Each line that holds the word "obrigado" counts once; give the total number of such lines and nothing else.

### Material shown
==============================
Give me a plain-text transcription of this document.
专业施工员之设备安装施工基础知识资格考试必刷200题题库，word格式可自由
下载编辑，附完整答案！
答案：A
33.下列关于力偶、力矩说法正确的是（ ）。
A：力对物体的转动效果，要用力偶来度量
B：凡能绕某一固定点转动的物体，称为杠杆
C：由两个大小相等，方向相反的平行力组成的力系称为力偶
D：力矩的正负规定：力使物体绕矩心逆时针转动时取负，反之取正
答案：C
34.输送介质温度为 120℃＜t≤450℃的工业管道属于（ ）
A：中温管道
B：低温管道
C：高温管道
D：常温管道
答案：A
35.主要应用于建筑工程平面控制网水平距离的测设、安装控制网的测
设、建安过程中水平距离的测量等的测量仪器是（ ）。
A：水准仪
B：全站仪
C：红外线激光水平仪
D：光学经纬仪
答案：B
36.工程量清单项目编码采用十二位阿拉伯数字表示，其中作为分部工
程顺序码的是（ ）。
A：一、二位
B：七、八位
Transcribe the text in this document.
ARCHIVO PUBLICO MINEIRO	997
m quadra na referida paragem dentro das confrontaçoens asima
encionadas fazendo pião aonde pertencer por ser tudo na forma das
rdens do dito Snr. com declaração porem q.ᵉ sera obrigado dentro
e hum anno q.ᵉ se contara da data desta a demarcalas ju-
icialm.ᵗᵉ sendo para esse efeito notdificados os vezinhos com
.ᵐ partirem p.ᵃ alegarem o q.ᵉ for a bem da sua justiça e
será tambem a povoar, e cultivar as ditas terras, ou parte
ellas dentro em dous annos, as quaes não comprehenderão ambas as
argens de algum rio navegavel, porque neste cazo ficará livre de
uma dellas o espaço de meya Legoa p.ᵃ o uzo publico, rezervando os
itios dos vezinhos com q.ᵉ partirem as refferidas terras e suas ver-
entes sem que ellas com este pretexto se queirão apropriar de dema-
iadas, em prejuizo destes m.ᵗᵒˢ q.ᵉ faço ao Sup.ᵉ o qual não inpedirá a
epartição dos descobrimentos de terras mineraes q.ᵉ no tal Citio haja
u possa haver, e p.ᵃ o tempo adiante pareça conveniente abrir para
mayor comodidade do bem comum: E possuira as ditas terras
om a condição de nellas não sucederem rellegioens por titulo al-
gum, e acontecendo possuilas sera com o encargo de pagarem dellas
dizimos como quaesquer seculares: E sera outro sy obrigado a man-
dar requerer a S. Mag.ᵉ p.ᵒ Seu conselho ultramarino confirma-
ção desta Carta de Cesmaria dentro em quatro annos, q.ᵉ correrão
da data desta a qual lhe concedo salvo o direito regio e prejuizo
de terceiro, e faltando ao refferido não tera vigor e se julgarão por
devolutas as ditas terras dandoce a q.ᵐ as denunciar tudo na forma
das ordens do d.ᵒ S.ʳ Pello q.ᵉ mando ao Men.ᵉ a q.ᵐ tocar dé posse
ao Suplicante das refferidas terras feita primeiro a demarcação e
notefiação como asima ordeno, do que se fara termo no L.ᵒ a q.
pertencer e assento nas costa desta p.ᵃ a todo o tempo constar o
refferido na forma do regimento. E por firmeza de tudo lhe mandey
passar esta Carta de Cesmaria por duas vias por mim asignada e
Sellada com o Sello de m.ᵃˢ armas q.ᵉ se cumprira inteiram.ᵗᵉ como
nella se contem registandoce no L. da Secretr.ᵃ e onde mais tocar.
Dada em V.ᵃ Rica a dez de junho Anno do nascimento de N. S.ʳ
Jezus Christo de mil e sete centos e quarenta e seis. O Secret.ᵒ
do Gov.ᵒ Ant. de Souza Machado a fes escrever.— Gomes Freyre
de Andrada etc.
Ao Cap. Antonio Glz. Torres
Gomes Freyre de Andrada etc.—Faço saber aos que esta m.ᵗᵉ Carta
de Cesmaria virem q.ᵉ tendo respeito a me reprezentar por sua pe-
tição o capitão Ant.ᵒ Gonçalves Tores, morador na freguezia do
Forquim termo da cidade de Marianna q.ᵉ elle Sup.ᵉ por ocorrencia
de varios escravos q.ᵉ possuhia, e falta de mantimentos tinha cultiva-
==============================
### Right answer
2